Go through the entries below and collect each line with the string "color" in it.

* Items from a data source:

===============

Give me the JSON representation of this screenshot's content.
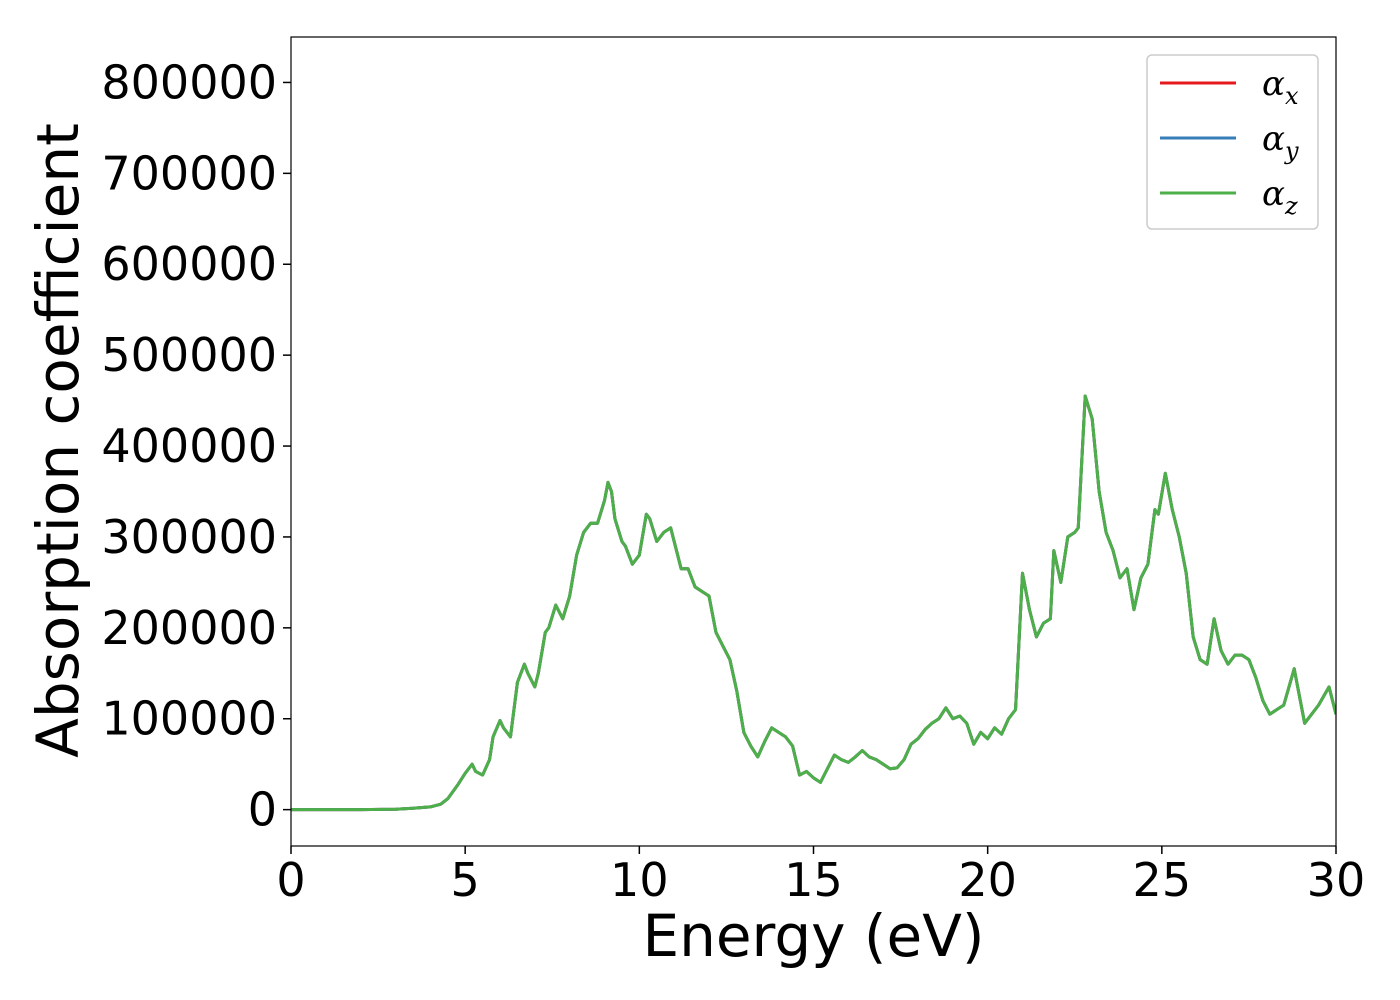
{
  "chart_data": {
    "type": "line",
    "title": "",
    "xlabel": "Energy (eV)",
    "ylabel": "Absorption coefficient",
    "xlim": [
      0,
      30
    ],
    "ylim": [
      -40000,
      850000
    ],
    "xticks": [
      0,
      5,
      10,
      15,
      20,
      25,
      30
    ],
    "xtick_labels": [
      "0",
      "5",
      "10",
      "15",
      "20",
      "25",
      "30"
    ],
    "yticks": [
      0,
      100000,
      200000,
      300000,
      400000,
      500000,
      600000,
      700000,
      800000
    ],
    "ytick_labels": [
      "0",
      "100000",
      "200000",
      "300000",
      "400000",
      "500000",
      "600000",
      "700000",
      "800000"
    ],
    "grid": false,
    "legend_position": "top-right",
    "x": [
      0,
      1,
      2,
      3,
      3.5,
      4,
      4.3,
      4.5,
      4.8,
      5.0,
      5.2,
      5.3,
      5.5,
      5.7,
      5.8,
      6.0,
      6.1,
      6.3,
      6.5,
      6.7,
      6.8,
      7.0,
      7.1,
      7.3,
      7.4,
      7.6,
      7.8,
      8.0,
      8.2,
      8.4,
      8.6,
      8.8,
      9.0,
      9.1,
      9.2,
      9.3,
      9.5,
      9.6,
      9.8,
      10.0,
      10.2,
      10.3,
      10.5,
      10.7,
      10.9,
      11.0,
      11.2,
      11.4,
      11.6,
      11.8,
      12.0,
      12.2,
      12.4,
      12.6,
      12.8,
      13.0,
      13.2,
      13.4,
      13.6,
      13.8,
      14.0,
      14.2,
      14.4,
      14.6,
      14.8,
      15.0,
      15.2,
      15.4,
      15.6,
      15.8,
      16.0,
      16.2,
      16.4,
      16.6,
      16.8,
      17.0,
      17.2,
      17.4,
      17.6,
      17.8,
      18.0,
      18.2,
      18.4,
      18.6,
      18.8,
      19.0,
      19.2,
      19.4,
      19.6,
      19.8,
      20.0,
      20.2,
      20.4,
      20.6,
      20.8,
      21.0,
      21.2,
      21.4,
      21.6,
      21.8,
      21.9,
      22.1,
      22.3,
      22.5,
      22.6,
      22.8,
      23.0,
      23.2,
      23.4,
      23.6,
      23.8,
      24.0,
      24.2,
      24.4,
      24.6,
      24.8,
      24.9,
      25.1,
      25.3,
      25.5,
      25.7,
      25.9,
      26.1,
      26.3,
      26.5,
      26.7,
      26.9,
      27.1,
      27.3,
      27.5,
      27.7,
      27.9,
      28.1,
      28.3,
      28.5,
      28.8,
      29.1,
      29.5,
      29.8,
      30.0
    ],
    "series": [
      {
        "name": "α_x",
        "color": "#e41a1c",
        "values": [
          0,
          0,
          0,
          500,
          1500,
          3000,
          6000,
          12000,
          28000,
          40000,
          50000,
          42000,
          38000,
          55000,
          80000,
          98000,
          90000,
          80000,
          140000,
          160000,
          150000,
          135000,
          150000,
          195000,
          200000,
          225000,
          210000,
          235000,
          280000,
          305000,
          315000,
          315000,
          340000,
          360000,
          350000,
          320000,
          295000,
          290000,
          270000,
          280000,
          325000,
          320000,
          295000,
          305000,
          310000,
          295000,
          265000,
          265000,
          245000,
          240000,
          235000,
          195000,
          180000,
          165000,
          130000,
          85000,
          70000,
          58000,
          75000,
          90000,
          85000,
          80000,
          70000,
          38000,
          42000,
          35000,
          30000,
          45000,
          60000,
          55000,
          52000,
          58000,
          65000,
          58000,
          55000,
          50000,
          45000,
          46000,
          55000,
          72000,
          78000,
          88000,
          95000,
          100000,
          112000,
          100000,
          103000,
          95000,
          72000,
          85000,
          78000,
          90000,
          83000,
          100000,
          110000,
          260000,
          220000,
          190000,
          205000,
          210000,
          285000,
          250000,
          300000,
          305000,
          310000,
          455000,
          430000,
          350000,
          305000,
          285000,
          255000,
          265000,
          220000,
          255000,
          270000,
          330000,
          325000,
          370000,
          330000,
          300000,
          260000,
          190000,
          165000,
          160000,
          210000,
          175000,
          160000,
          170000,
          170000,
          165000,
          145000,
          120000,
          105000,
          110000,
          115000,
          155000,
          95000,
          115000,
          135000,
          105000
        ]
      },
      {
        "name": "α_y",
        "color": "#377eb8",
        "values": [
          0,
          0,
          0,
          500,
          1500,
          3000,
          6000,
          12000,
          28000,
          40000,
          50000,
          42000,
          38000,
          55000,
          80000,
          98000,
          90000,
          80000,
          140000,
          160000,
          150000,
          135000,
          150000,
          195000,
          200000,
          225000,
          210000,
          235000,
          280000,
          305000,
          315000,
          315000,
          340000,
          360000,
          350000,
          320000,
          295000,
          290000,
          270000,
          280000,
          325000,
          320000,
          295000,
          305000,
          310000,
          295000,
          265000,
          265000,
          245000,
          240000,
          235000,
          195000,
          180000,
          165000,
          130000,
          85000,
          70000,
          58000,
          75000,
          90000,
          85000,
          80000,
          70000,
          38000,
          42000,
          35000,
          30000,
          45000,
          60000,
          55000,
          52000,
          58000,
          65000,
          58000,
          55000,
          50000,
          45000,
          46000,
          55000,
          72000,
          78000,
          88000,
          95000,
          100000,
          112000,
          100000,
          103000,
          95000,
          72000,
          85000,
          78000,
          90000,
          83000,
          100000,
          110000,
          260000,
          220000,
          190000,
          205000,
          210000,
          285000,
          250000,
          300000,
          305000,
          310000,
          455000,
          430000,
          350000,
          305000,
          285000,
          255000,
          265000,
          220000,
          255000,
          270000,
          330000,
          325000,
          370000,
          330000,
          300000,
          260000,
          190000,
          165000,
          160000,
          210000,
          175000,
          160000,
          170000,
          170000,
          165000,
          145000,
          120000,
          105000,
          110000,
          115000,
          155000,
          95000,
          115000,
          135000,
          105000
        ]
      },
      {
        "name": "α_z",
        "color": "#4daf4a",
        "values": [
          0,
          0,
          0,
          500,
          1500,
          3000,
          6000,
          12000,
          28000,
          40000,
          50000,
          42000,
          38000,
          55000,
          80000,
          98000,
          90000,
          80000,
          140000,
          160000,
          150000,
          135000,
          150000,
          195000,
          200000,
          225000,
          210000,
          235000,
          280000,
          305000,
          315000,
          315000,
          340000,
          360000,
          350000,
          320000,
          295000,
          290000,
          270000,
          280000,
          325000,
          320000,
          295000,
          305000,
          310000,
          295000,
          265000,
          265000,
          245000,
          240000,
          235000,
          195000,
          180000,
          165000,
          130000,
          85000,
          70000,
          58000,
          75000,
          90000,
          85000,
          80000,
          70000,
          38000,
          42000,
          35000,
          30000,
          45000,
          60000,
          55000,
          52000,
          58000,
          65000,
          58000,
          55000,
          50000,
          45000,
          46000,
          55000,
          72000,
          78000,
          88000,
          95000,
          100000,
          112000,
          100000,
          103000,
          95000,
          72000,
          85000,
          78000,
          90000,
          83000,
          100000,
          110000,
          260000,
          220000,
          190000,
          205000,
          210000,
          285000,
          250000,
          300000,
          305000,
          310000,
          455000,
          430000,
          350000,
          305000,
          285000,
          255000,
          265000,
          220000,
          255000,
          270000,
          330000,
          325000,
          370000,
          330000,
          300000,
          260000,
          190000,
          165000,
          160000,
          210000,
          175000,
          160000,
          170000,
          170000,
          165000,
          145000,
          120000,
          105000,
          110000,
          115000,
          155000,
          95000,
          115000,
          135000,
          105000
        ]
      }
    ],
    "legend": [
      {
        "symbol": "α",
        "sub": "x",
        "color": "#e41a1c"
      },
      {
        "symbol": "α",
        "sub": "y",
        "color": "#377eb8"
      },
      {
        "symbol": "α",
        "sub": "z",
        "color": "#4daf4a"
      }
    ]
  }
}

===============

* Solution to this problem:
        "color": "#e41a1c",
        "color": "#377eb8",
        "color": "#4daf4a",
        "color": "#e41a1c"
        "color": "#377eb8"
        "color": "#4daf4a"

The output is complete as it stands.